══ Provided entries

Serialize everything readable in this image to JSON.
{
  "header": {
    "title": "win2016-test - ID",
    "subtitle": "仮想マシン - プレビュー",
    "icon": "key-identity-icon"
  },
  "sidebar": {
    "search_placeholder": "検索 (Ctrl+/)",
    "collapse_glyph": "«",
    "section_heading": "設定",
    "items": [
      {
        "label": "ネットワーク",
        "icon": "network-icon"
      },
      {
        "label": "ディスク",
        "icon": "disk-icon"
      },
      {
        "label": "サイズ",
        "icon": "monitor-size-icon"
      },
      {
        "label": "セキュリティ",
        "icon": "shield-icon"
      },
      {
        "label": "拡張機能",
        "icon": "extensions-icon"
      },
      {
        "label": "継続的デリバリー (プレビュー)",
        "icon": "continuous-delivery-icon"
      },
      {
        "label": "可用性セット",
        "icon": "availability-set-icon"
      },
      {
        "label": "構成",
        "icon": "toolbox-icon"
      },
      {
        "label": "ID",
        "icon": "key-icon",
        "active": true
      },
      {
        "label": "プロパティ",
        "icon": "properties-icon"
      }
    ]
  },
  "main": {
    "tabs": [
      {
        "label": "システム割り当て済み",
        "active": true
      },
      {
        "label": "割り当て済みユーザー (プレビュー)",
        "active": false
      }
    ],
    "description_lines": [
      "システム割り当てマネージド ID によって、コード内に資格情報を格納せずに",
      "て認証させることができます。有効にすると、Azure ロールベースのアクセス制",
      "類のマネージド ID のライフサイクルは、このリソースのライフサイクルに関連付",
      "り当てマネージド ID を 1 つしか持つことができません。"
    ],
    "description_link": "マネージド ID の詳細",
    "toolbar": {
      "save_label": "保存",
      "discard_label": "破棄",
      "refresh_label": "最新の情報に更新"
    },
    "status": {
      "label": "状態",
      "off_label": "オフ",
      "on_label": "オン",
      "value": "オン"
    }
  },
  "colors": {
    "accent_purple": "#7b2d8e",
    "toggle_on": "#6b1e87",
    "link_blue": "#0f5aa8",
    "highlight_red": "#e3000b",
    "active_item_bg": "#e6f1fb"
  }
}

════

## Task prompt
From the records given above, copy all lines containing "プレビュー".

## Response below
    "subtitle": "仮想マシン - プレビュー",
        "label": "継続的デリバリー (プレビュー)",
        "label": "割り当て済みユーザー (プレビュー)",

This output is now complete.